#### Extracted entries
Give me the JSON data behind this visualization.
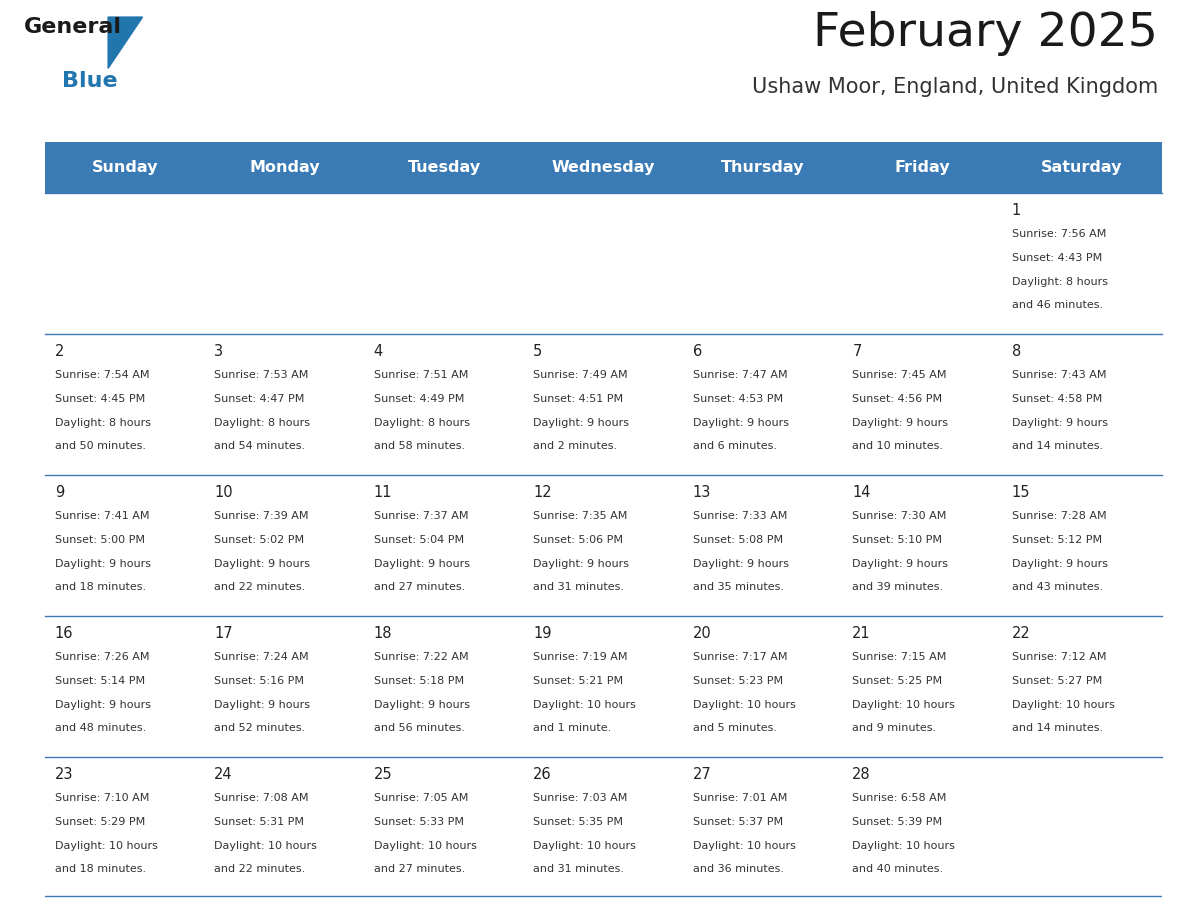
{
  "title": "February 2025",
  "subtitle": "Ushaw Moor, England, United Kingdom",
  "days_of_week": [
    "Sunday",
    "Monday",
    "Tuesday",
    "Wednesday",
    "Thursday",
    "Friday",
    "Saturday"
  ],
  "header_bg": "#3a7ab5",
  "header_text": "#ffffff",
  "cell_bg_odd": "#f0f0f0",
  "cell_bg_even": "#ffffff",
  "border_color": "#3a7ab5",
  "title_color": "#1a1a1a",
  "subtitle_color": "#333333",
  "text_color": "#333333",
  "day_num_color": "#222222",
  "calendar": [
    [
      null,
      null,
      null,
      null,
      null,
      null,
      {
        "day": 1,
        "sunrise": "7:56 AM",
        "sunset": "4:43 PM",
        "daylight_h": "8 hours",
        "daylight_m": "46 minutes"
      }
    ],
    [
      {
        "day": 2,
        "sunrise": "7:54 AM",
        "sunset": "4:45 PM",
        "daylight_h": "8 hours",
        "daylight_m": "50 minutes"
      },
      {
        "day": 3,
        "sunrise": "7:53 AM",
        "sunset": "4:47 PM",
        "daylight_h": "8 hours",
        "daylight_m": "54 minutes"
      },
      {
        "day": 4,
        "sunrise": "7:51 AM",
        "sunset": "4:49 PM",
        "daylight_h": "8 hours",
        "daylight_m": "58 minutes"
      },
      {
        "day": 5,
        "sunrise": "7:49 AM",
        "sunset": "4:51 PM",
        "daylight_h": "9 hours",
        "daylight_m": "2 minutes"
      },
      {
        "day": 6,
        "sunrise": "7:47 AM",
        "sunset": "4:53 PM",
        "daylight_h": "9 hours",
        "daylight_m": "6 minutes"
      },
      {
        "day": 7,
        "sunrise": "7:45 AM",
        "sunset": "4:56 PM",
        "daylight_h": "9 hours",
        "daylight_m": "10 minutes"
      },
      {
        "day": 8,
        "sunrise": "7:43 AM",
        "sunset": "4:58 PM",
        "daylight_h": "9 hours",
        "daylight_m": "14 minutes"
      }
    ],
    [
      {
        "day": 9,
        "sunrise": "7:41 AM",
        "sunset": "5:00 PM",
        "daylight_h": "9 hours",
        "daylight_m": "18 minutes"
      },
      {
        "day": 10,
        "sunrise": "7:39 AM",
        "sunset": "5:02 PM",
        "daylight_h": "9 hours",
        "daylight_m": "22 minutes"
      },
      {
        "day": 11,
        "sunrise": "7:37 AM",
        "sunset": "5:04 PM",
        "daylight_h": "9 hours",
        "daylight_m": "27 minutes"
      },
      {
        "day": 12,
        "sunrise": "7:35 AM",
        "sunset": "5:06 PM",
        "daylight_h": "9 hours",
        "daylight_m": "31 minutes"
      },
      {
        "day": 13,
        "sunrise": "7:33 AM",
        "sunset": "5:08 PM",
        "daylight_h": "9 hours",
        "daylight_m": "35 minutes"
      },
      {
        "day": 14,
        "sunrise": "7:30 AM",
        "sunset": "5:10 PM",
        "daylight_h": "9 hours",
        "daylight_m": "39 minutes"
      },
      {
        "day": 15,
        "sunrise": "7:28 AM",
        "sunset": "5:12 PM",
        "daylight_h": "9 hours",
        "daylight_m": "43 minutes"
      }
    ],
    [
      {
        "day": 16,
        "sunrise": "7:26 AM",
        "sunset": "5:14 PM",
        "daylight_h": "9 hours",
        "daylight_m": "48 minutes"
      },
      {
        "day": 17,
        "sunrise": "7:24 AM",
        "sunset": "5:16 PM",
        "daylight_h": "9 hours",
        "daylight_m": "52 minutes"
      },
      {
        "day": 18,
        "sunrise": "7:22 AM",
        "sunset": "5:18 PM",
        "daylight_h": "9 hours",
        "daylight_m": "56 minutes"
      },
      {
        "day": 19,
        "sunrise": "7:19 AM",
        "sunset": "5:21 PM",
        "daylight_h": "10 hours",
        "daylight_m": "1 minute"
      },
      {
        "day": 20,
        "sunrise": "7:17 AM",
        "sunset": "5:23 PM",
        "daylight_h": "10 hours",
        "daylight_m": "5 minutes"
      },
      {
        "day": 21,
        "sunrise": "7:15 AM",
        "sunset": "5:25 PM",
        "daylight_h": "10 hours",
        "daylight_m": "9 minutes"
      },
      {
        "day": 22,
        "sunrise": "7:12 AM",
        "sunset": "5:27 PM",
        "daylight_h": "10 hours",
        "daylight_m": "14 minutes"
      }
    ],
    [
      {
        "day": 23,
        "sunrise": "7:10 AM",
        "sunset": "5:29 PM",
        "daylight_h": "10 hours",
        "daylight_m": "18 minutes"
      },
      {
        "day": 24,
        "sunrise": "7:08 AM",
        "sunset": "5:31 PM",
        "daylight_h": "10 hours",
        "daylight_m": "22 minutes"
      },
      {
        "day": 25,
        "sunrise": "7:05 AM",
        "sunset": "5:33 PM",
        "daylight_h": "10 hours",
        "daylight_m": "27 minutes"
      },
      {
        "day": 26,
        "sunrise": "7:03 AM",
        "sunset": "5:35 PM",
        "daylight_h": "10 hours",
        "daylight_m": "31 minutes"
      },
      {
        "day": 27,
        "sunrise": "7:01 AM",
        "sunset": "5:37 PM",
        "daylight_h": "10 hours",
        "daylight_m": "36 minutes"
      },
      {
        "day": 28,
        "sunrise": "6:58 AM",
        "sunset": "5:39 PM",
        "daylight_h": "10 hours",
        "daylight_m": "40 minutes"
      },
      null
    ]
  ]
}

#### What to do
Show the lines from the data above that contain the string "ffffff".

#### Response to the exercise
  "header_text": "#ffffff",
  "cell_bg_even": "#ffffff",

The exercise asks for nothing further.